### Records shown

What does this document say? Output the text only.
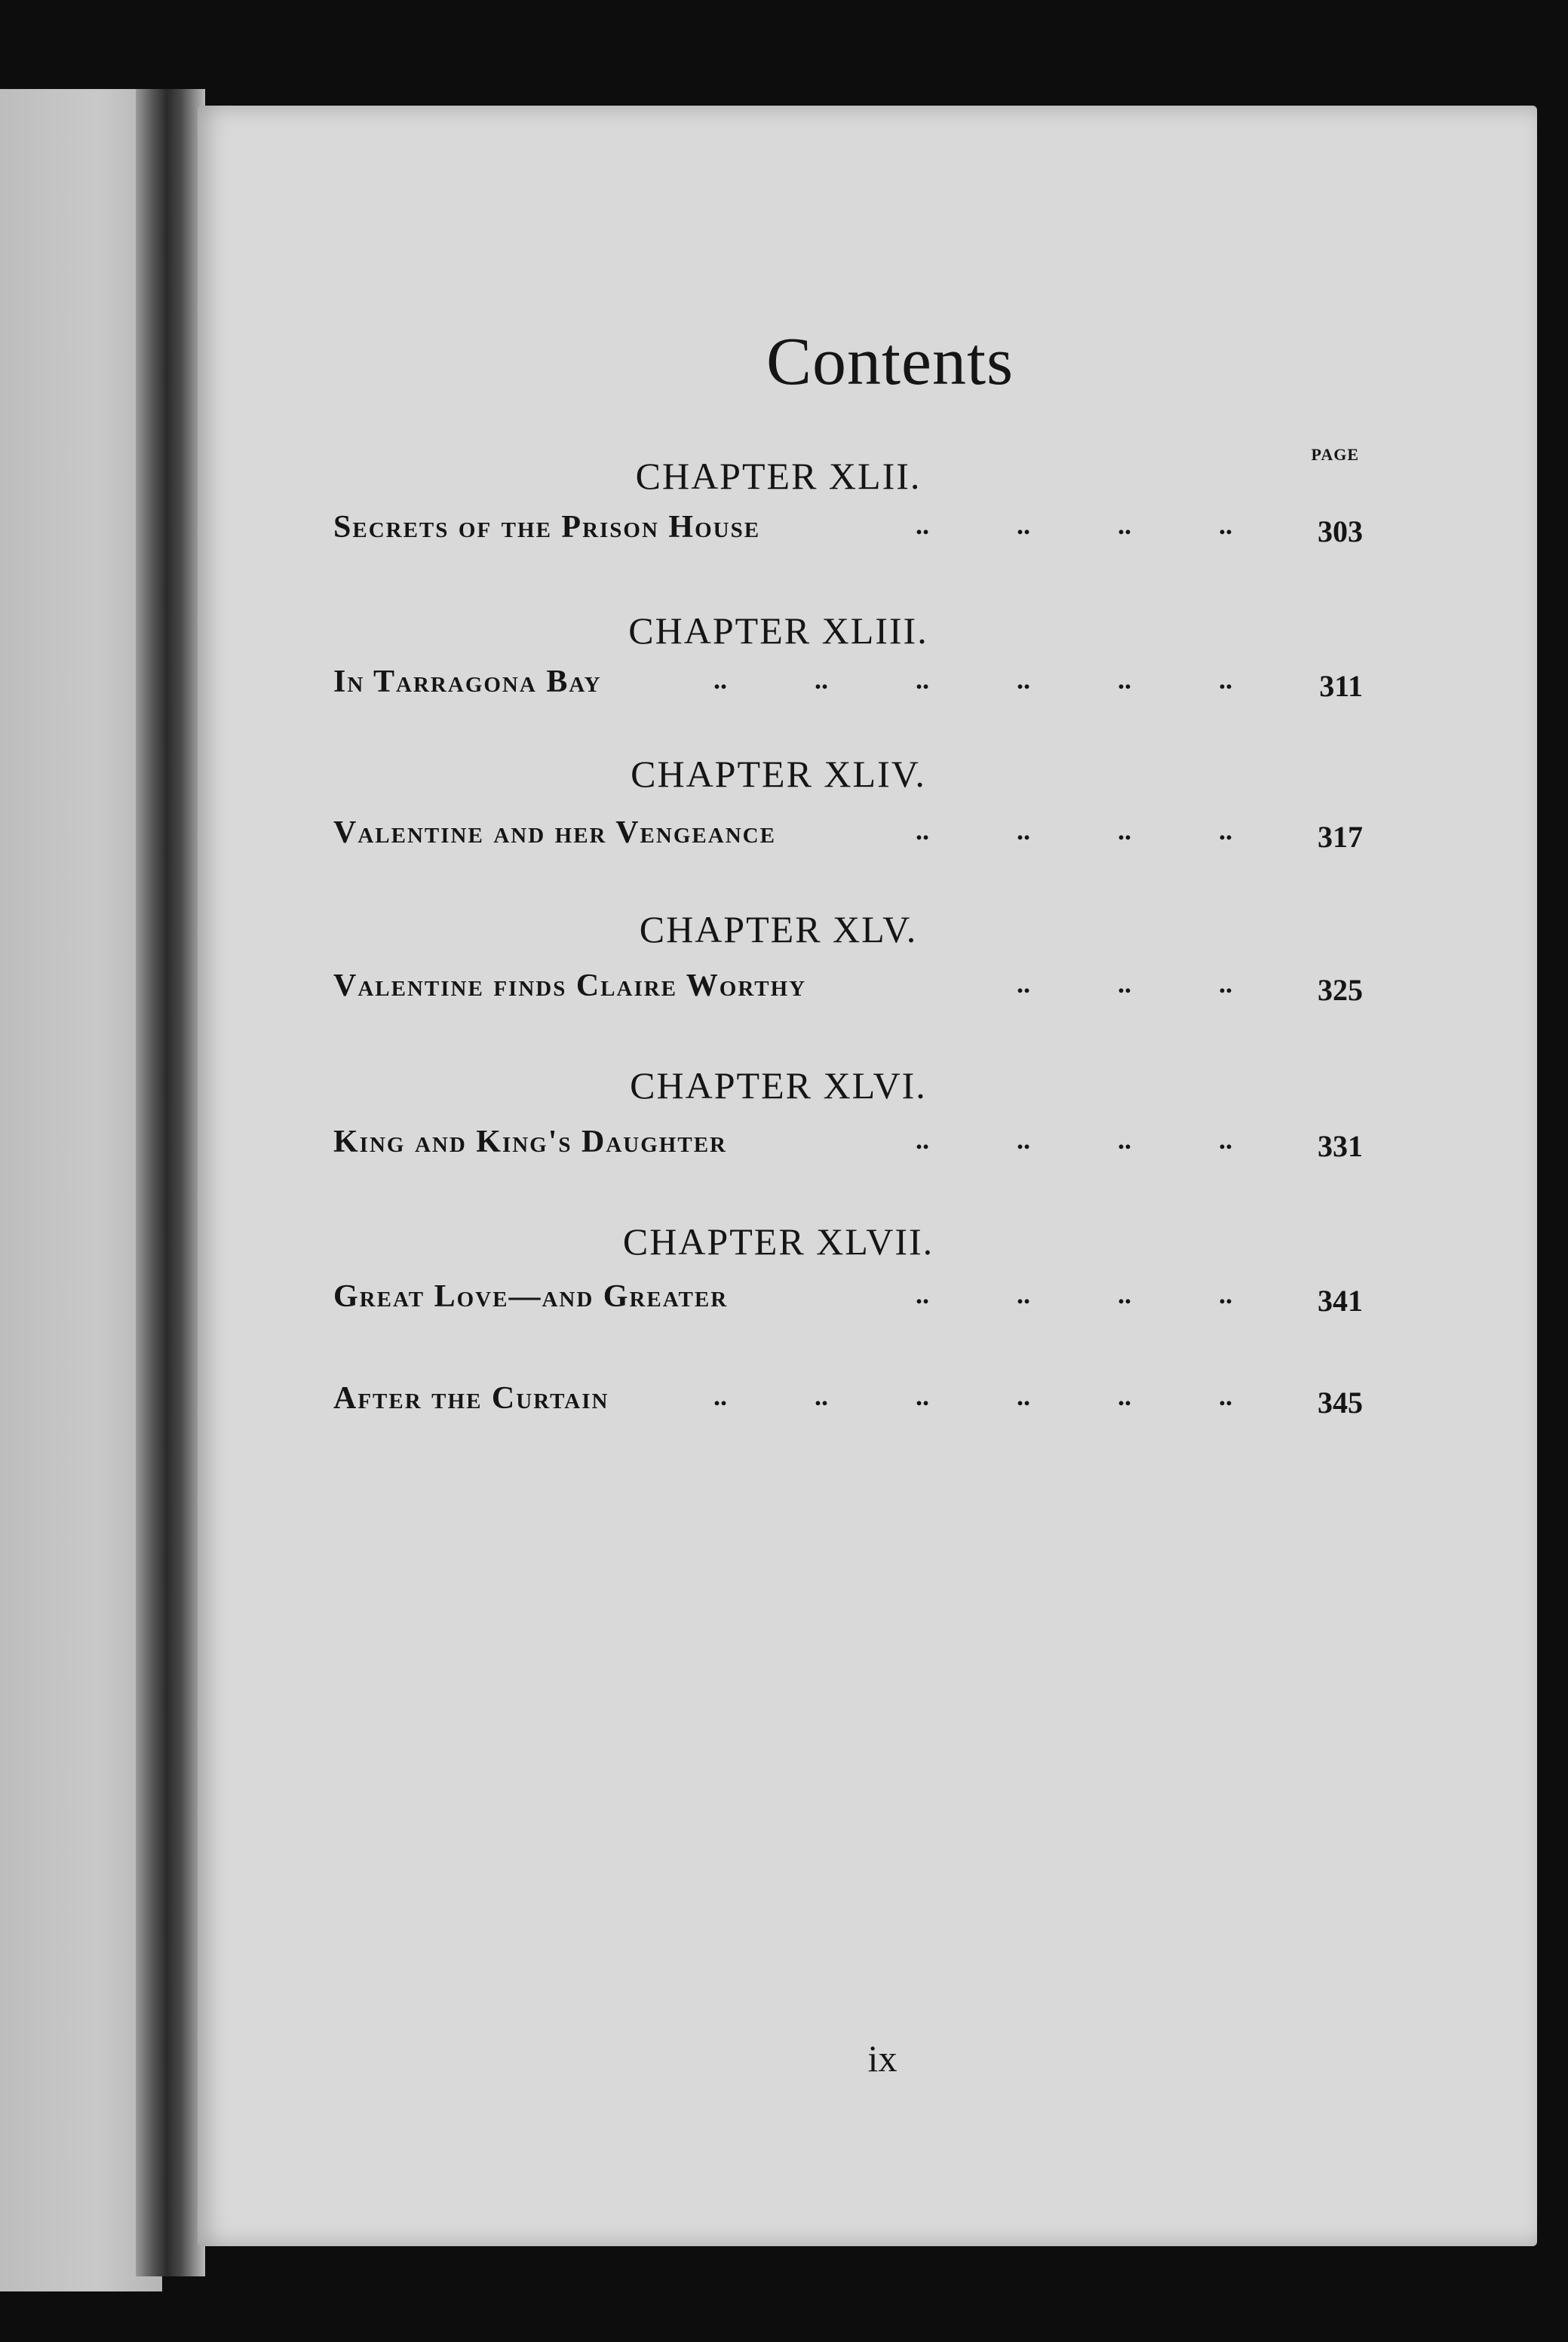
Contents
PAGE
CHAPTER XLII.
Secrets of the Prison House	..	..	..	..	303
CHAPTER XLIII.
In Tarragona Bay	..	..	..	..	..	..	311
CHAPTER XLIV.
Valentine and her Vengeance	..	..	..	..	317
CHAPTER XLV.
Valentine finds Claire Worthy	..	..	..	325
CHAPTER XLVI.
King and King's Daughter	..	..	..	..	331
CHAPTER XLVII.
Great Love—and Greater	..	..	..	..	341
After the Curtain	..	..	..	..	..	..	345
ix
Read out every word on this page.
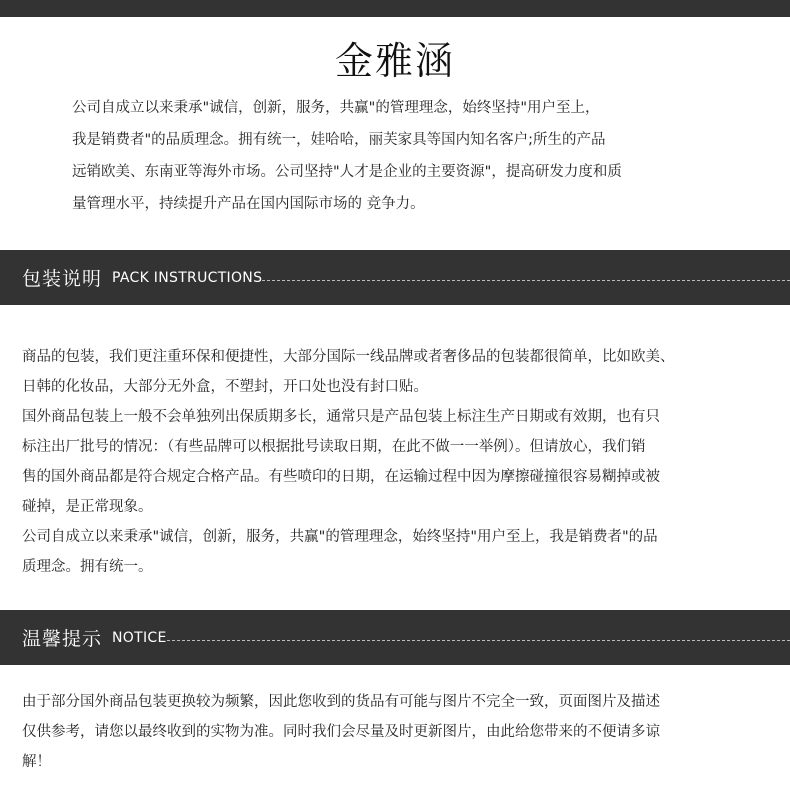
金雅涵

公司自成立以来秉承"诚信，创新，服务，共赢"的管理理念，始终坚持"用户至上，

我是销费者"的品质理念。拥有统一，娃哈哈，丽芙家具等国内知名客户;所生的产品

远销欧美、东南亚等海外市场。公司坚持"人才是企业的主要资源"，提高研发力度和质

量管理水平，持续提升产品在国内国际市场的 竞争力。

包装说明 PACK INSTRUCTIONS

商品的包装，我们更注重环保和便捷性，大部分国际一线品牌或者奢侈品的包装都很简单，比如欧美、

日韩的化妆品，大部分无外盒，不塑封，开口处也没有封口贴。

国外商品包装上一般不会单独列出保质期多长，通常只是产品包装上标注生产日期或有效期，也有只

标注出厂批号的情况：（有些品牌可以根据批号读取日期，在此不做一一举例）。但请放心，我们销

售的国外商品都是符合规定合格产品。有些喷印的日期，在运输过程中因为摩擦碰撞很容易糊掉或被

碰掉，是正常现象。

公司自成立以来秉承"诚信，创新，服务，共赢"的管理理念，始终坚持"用户至上，我是销费者"的品

质理念。拥有统一。

温馨提示 NOTICE

由于部分国外商品包装更换较为频繁，因此您收到的货品有可能与图片不完全一致，页面图片及描述

仅供参考，请您以最终收到的实物为准。同时我们会尽量及时更新图片，由此给您带来的不便请多谅

解！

######

All entries must be written out again exactly as given, with no pictures in the copy.

What does this document say? Output the text only.
Contents
PAGE
CHAPTER XLII.
Secrets of the Prison House	..	..	..	..	303
CHAPTER XLIII.
In Tarragona Bay	..	..	..	..	..	..	311
CHAPTER XLIV.
Valentine and her Vengeance	..	..	..	..	317
CHAPTER XLV.
Valentine finds Claire Worthy	..	..	..	325
CHAPTER XLVI.
King and King's Daughter	..	..	..	..	331
CHAPTER XLVII.
Great Love—and Greater	..	..	..	..	341
After the Curtain	..	..	..	..	..	..	345
ix
Read out every word on this page.
金雅涵

公司自成立以来秉承"诚信，创新，服务，共赢"的管理理念，始终坚持"用户至上，

我是销费者"的品质理念。拥有统一，娃哈哈，丽芙家具等国内知名客户;所生的产品

远销欧美、东南亚等海外市场。公司坚持"人才是企业的主要资源"，提高研发力度和质

量管理水平，持续提升产品在国内国际市场的 竞争力。

包装说明 PACK INSTRUCTIONS

商品的包装，我们更注重环保和便捷性，大部分国际一线品牌或者奢侈品的包装都很简单，比如欧美、

日韩的化妆品，大部分无外盒，不塑封，开口处也没有封口贴。

国外商品包装上一般不会单独列出保质期多长，通常只是产品包装上标注生产日期或有效期，也有只

标注出厂批号的情况：（有些品牌可以根据批号读取日期，在此不做一一举例）。但请放心，我们销

售的国外商品都是符合规定合格产品。有些喷印的日期，在运输过程中因为摩擦碰撞很容易糊掉或被

碰掉，是正常现象。

公司自成立以来秉承"诚信，创新，服务，共赢"的管理理念，始终坚持"用户至上，我是销费者"的品

质理念。拥有统一。

温馨提示 NOTICE

由于部分国外商品包装更换较为频繁，因此您收到的货品有可能与图片不完全一致，页面图片及描述

仅供参考，请您以最终收到的实物为准。同时我们会尽量及时更新图片，由此给您带来的不便请多谅

解！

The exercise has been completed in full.